*WORK TO DO*
Write out exactly, with no other output, the lines below from the one that contains "Output the text content of this document." through the end.

*PROVIDED MATERIAL*
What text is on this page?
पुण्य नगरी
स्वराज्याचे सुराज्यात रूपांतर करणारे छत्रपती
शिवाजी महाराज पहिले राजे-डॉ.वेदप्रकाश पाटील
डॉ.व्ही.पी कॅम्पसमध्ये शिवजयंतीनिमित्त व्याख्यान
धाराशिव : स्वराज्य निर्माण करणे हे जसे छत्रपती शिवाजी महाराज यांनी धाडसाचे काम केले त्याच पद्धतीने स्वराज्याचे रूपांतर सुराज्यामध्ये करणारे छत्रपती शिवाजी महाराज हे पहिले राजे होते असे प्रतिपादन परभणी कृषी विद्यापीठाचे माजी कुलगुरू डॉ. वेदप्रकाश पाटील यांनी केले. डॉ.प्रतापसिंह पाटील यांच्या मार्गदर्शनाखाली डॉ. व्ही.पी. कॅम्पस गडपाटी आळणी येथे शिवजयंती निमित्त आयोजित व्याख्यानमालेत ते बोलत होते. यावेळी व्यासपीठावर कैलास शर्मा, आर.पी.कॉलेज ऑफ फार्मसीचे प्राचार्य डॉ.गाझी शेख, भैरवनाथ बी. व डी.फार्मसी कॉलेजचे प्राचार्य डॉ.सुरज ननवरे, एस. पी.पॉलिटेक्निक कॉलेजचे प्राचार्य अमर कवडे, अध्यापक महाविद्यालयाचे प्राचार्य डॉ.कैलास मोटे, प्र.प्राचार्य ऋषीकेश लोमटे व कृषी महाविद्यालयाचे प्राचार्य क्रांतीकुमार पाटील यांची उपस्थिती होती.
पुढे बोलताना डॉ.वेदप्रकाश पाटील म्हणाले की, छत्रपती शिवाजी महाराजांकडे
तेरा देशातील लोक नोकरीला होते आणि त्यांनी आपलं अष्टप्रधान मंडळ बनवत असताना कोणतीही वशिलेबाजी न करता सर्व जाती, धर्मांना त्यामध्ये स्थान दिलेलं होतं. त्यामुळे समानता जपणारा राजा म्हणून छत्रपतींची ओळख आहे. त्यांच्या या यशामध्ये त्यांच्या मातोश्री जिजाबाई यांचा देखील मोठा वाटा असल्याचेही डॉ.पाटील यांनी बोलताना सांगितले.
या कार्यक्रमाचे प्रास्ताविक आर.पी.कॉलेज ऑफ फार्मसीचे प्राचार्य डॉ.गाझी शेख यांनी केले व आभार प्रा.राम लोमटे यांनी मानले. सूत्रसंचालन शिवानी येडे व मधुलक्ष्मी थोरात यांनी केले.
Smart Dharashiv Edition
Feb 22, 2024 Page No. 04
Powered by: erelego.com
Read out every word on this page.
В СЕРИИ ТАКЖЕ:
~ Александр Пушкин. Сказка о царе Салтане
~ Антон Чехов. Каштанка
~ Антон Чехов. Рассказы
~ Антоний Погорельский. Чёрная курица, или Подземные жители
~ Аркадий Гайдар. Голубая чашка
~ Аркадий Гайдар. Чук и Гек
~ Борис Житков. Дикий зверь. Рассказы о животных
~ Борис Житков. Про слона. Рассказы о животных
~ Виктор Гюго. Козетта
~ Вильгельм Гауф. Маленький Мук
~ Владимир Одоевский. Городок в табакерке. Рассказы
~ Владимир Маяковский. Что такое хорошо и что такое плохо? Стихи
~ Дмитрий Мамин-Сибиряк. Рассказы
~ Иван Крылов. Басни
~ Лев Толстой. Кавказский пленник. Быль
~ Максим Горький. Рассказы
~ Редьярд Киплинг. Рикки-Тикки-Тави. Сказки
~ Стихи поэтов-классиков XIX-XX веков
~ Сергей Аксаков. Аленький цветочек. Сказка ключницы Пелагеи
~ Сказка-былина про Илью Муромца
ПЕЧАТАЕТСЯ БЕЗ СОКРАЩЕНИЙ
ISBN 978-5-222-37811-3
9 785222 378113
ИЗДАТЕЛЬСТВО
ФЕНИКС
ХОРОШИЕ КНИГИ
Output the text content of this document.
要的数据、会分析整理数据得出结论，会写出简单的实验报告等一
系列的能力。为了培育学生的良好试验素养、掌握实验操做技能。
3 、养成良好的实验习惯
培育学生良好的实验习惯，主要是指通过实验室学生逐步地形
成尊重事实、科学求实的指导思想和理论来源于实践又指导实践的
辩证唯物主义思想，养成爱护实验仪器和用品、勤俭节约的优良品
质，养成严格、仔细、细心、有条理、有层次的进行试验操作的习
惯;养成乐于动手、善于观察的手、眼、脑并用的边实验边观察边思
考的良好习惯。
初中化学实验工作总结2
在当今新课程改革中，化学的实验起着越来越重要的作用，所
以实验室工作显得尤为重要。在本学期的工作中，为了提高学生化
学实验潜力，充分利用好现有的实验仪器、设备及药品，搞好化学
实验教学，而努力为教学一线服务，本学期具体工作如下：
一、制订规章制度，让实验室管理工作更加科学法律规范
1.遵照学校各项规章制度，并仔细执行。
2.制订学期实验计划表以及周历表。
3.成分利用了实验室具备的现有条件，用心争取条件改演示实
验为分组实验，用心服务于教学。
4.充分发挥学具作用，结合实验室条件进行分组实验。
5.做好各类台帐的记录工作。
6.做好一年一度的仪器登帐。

*RESULT BELOW*
Output the text content of this document.
要的数据、会分析整理数据得出结论，会写出简单的实验报告等一
系列的能力。为了培育学生的良好试验素养、掌握实验操做技能。
3 、养成良好的实验习惯
培育学生良好的实验习惯，主要是指通过实验室学生逐步地形
成尊重事实、科学求实的指导思想和理论来源于实践又指导实践的
辩证唯物主义思想，养成爱护实验仪器和用品、勤俭节约的优良品
质，养成严格、仔细、细心、有条理、有层次的进行试验操作的习
惯;养成乐于动手、善于观察的手、眼、脑并用的边实验边观察边思
考的良好习惯。
初中化学实验工作总结2
在当今新课程改革中，化学的实验起着越来越重要的作用，所
以实验室工作显得尤为重要。在本学期的工作中，为了提高学生化
学实验潜力，充分利用好现有的实验仪器、设备及药品，搞好化学
实验教学，而努力为教学一线服务，本学期具体工作如下：
一、制订规章制度，让实验室管理工作更加科学法律规范
1.遵照学校各项规章制度，并仔细执行。
2.制订学期实验计划表以及周历表。
3.成分利用了实验室具备的现有条件，用心争取条件改演示实
验为分组实验，用心服务于教学。
4.充分发挥学具作用，结合实验室条件进行分组实验。
5.做好各类台帐的记录工作。
6.做好一年一度的仪器登帐。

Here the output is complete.